Exercise →
Note each line of the listing that contains the string "modes", and copy it.

━━━

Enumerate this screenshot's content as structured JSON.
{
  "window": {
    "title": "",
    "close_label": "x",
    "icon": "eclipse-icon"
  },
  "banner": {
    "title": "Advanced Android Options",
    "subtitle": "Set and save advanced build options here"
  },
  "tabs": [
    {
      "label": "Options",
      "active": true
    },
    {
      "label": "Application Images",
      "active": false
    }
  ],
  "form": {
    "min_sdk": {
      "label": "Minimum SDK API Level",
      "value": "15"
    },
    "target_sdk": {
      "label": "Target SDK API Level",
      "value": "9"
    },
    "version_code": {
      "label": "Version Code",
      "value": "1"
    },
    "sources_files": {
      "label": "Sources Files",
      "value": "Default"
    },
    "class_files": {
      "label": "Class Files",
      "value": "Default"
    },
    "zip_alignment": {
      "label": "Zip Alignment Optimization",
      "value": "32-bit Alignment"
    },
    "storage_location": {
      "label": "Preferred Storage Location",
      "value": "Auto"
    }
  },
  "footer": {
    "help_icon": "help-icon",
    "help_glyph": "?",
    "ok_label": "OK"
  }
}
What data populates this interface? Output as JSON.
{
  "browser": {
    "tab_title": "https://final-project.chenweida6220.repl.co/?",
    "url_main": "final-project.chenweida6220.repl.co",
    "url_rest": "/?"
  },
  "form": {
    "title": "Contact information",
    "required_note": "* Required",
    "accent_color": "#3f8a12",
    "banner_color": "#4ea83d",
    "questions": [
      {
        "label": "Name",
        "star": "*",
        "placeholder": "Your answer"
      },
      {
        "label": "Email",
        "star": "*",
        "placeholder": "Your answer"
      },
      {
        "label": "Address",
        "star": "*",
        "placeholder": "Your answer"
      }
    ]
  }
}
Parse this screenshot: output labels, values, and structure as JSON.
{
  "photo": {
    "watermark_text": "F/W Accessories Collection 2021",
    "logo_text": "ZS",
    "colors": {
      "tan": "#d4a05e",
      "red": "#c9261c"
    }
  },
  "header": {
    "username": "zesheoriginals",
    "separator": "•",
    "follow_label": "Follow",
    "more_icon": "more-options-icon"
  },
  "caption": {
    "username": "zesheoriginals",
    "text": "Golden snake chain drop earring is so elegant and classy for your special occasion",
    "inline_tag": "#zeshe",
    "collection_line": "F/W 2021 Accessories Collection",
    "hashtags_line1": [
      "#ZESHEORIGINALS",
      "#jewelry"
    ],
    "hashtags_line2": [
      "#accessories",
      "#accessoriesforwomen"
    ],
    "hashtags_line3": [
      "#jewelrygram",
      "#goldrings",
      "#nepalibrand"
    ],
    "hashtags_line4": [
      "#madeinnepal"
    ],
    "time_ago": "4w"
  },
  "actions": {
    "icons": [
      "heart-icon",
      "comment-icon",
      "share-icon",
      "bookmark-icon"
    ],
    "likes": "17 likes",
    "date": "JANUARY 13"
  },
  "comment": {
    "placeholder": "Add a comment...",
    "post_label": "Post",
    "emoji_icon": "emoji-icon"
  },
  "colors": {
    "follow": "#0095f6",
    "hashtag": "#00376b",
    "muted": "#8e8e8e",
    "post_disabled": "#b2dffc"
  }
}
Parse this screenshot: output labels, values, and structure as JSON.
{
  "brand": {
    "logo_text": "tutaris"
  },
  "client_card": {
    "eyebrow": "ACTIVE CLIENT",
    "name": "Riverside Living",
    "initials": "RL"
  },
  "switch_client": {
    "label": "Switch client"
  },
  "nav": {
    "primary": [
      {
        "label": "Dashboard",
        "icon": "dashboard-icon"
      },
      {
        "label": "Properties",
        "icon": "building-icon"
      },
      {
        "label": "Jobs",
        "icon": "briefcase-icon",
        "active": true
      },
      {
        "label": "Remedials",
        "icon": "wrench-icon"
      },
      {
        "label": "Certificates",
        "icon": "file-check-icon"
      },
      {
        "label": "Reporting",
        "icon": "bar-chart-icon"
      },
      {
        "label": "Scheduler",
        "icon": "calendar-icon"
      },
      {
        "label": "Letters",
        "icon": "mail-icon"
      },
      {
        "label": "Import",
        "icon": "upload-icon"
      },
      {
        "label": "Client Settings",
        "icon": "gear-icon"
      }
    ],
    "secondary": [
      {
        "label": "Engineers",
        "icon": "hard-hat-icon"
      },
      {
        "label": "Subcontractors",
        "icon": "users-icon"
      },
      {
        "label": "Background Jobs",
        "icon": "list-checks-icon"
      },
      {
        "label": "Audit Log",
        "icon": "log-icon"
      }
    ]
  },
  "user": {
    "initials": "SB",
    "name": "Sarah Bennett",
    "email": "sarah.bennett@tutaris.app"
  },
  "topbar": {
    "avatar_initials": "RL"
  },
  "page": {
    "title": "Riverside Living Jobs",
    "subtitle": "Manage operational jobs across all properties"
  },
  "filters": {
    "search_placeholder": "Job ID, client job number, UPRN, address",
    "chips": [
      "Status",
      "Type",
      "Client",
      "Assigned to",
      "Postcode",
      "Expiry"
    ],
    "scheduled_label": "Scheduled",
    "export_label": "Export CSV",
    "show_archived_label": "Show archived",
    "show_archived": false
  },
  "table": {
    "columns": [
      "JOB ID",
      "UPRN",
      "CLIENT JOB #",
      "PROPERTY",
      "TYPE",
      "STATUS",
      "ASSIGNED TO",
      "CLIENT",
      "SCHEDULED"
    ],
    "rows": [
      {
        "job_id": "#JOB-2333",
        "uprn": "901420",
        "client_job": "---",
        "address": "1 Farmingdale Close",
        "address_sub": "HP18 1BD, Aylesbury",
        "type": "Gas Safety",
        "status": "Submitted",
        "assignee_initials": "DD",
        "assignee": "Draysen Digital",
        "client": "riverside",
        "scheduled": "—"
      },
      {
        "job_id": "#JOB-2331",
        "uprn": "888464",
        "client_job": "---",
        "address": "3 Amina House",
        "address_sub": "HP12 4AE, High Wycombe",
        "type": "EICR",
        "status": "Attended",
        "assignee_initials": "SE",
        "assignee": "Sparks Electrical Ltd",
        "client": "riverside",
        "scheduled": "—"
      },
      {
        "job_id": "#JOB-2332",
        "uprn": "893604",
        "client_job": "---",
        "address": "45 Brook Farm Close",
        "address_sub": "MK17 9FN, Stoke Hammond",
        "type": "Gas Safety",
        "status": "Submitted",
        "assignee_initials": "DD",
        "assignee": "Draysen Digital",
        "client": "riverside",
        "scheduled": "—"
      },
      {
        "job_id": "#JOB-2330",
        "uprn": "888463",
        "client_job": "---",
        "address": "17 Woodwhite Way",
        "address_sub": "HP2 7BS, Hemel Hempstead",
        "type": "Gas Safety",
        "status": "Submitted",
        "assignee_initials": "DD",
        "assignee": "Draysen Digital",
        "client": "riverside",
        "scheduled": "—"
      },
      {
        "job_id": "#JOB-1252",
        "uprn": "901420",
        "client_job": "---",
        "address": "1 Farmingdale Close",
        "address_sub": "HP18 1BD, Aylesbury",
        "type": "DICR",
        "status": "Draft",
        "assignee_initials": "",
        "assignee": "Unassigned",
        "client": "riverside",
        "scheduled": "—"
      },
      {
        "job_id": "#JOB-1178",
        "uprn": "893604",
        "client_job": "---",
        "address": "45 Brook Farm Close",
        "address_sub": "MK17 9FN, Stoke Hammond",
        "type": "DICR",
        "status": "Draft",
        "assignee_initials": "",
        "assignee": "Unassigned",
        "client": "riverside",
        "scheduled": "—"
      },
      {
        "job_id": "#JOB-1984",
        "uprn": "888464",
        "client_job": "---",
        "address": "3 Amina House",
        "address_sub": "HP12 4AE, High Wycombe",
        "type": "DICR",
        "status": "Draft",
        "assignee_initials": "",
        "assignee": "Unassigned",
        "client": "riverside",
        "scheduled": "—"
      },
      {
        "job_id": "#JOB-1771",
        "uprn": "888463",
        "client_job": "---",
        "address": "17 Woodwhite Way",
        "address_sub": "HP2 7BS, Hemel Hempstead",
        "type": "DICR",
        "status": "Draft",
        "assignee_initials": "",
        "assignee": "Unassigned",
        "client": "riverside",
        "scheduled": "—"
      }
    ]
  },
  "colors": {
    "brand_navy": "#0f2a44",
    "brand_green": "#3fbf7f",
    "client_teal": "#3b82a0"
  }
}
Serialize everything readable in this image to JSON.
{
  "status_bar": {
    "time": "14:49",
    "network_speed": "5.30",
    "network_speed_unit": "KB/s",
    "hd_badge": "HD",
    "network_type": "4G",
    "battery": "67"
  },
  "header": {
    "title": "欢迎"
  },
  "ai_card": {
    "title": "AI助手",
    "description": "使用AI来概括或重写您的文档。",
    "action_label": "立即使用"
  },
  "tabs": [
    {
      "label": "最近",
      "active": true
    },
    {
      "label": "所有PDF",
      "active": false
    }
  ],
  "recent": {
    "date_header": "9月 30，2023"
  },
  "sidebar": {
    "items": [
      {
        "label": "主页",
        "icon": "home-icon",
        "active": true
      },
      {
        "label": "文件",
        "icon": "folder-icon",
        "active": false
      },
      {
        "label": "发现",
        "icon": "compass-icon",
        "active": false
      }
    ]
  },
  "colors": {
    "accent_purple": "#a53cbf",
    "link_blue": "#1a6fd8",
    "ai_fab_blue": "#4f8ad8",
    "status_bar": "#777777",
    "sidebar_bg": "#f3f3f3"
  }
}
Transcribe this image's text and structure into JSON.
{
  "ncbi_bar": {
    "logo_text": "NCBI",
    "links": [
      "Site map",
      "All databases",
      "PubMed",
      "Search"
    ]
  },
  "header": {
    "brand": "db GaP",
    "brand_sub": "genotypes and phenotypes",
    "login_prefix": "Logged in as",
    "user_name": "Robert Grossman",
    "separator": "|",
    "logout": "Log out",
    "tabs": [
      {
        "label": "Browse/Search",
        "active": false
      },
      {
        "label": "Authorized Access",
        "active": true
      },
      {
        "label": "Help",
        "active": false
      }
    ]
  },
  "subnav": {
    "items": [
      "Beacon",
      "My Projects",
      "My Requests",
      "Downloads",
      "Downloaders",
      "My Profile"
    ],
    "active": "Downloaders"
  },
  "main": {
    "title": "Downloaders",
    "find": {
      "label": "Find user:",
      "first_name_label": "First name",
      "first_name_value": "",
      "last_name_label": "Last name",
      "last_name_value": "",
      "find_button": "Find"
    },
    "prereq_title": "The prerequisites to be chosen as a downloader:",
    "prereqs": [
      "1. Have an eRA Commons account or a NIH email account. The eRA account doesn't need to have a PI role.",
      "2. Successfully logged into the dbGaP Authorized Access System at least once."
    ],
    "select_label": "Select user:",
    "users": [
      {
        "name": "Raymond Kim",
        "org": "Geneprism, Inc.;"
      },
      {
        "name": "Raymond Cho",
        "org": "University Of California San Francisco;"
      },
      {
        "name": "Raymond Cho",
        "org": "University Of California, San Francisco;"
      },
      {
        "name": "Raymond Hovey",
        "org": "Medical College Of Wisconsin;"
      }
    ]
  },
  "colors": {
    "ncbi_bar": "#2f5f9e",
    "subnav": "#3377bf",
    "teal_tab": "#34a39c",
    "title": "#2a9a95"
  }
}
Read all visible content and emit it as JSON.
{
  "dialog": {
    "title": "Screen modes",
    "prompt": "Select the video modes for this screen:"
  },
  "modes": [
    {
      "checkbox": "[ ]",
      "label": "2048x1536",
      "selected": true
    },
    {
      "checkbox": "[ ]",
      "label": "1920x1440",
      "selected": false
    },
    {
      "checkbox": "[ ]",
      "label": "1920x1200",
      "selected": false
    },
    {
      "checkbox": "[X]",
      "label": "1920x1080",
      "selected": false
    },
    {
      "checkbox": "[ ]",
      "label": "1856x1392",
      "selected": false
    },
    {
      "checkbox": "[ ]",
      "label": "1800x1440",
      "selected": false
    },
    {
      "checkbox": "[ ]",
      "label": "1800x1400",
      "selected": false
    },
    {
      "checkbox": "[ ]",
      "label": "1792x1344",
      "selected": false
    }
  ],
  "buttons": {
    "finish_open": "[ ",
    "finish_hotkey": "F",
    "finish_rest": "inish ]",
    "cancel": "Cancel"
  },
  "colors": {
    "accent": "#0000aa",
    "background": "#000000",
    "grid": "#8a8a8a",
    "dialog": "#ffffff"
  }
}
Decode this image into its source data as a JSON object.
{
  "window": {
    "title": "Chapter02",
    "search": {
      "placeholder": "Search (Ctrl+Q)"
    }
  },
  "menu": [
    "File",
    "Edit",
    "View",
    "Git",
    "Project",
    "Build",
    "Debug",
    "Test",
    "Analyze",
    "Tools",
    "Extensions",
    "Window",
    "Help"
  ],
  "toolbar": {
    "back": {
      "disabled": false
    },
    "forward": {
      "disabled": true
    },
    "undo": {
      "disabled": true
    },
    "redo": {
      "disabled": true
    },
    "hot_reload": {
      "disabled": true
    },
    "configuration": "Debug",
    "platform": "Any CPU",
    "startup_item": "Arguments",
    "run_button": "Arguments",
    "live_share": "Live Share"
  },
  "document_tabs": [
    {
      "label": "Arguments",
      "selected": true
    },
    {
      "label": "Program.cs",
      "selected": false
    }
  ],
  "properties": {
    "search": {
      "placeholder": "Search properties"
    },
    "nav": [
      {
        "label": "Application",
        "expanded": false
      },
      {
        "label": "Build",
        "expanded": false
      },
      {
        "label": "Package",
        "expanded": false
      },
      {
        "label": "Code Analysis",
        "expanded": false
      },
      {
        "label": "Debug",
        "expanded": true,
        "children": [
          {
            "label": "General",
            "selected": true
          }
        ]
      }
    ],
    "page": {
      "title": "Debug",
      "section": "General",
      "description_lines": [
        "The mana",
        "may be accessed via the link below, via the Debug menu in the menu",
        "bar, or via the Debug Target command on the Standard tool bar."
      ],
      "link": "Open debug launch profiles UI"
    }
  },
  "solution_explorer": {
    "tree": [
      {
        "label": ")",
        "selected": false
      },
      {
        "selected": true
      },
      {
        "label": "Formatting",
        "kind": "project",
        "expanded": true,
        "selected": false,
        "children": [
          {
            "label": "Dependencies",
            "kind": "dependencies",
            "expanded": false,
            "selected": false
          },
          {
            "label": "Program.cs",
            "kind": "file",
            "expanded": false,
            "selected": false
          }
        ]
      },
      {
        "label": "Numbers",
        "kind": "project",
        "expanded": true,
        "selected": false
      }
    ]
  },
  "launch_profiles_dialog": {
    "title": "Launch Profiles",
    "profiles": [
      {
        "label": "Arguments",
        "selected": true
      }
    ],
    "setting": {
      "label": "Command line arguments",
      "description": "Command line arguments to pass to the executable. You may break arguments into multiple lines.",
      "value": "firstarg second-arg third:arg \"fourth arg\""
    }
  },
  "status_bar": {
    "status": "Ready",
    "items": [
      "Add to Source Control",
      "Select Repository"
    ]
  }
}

━━━

Correct output →
    "title": "Screen modes",
    "prompt": "Select the video modes for this screen:"
  "modes": [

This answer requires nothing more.